:: Source records ::
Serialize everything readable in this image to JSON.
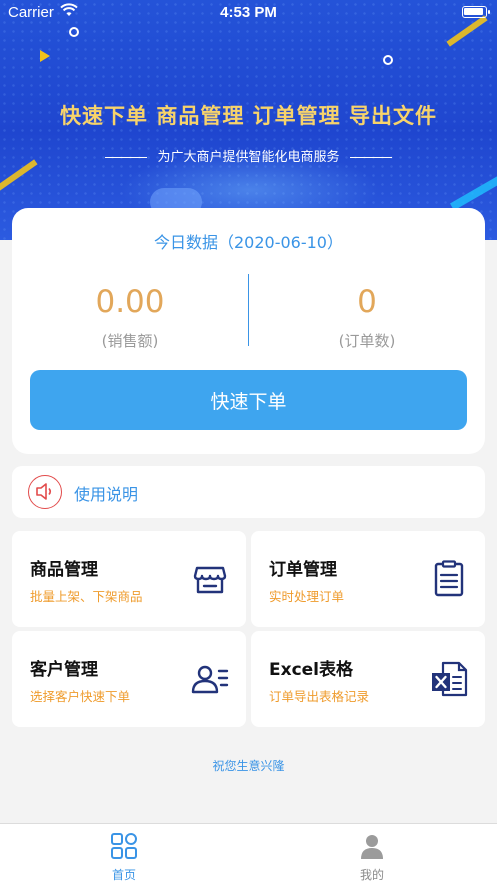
{
  "status_bar": {
    "carrier": "Carrier",
    "time": "4:53 PM"
  },
  "hero": {
    "title": "快速下单  商品管理  订单管理  导出文件",
    "subtitle": "为广大商户提供智能化电商服务"
  },
  "today": {
    "heading": "今日数据（2020-06-10）",
    "sales_value": "0.00",
    "sales_label": "(销售额)",
    "orders_value": "0",
    "orders_label": "(订单数)",
    "quick_order_label": "快速下单"
  },
  "notice": {
    "label": "使用说明",
    "icon": "speaker-icon"
  },
  "tiles": [
    {
      "title": "商品管理",
      "subtitle": "批量上架、下架商品",
      "icon": "store-icon"
    },
    {
      "title": "订单管理",
      "subtitle": "实时处理订单",
      "icon": "clipboard-icon"
    },
    {
      "title": "客户管理",
      "subtitle": "选择客户快速下单",
      "icon": "contact-list-icon"
    },
    {
      "title": "Excel表格",
      "subtitle": "订单导出表格记录",
      "icon": "excel-icon"
    }
  ],
  "footer_text": "祝您生意兴隆",
  "tabbar": {
    "home_label": "首页",
    "mine_label": "我的"
  },
  "colors": {
    "hero_blue": "#2453d8",
    "accent_blue": "#3a94e6",
    "button_blue": "#3ea5ef",
    "gold": "#e2a75a",
    "orange": "#ef9c2e",
    "icon_navy": "#22337a",
    "alert_red": "#e24b4b"
  }
}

:: Exercise brief ::
Gather all lines from the records above in which "订单管理" appears.

:: Written answer ::
    "title": "快速下单  商品管理  订单管理  导出文件",
      "title": "订单管理",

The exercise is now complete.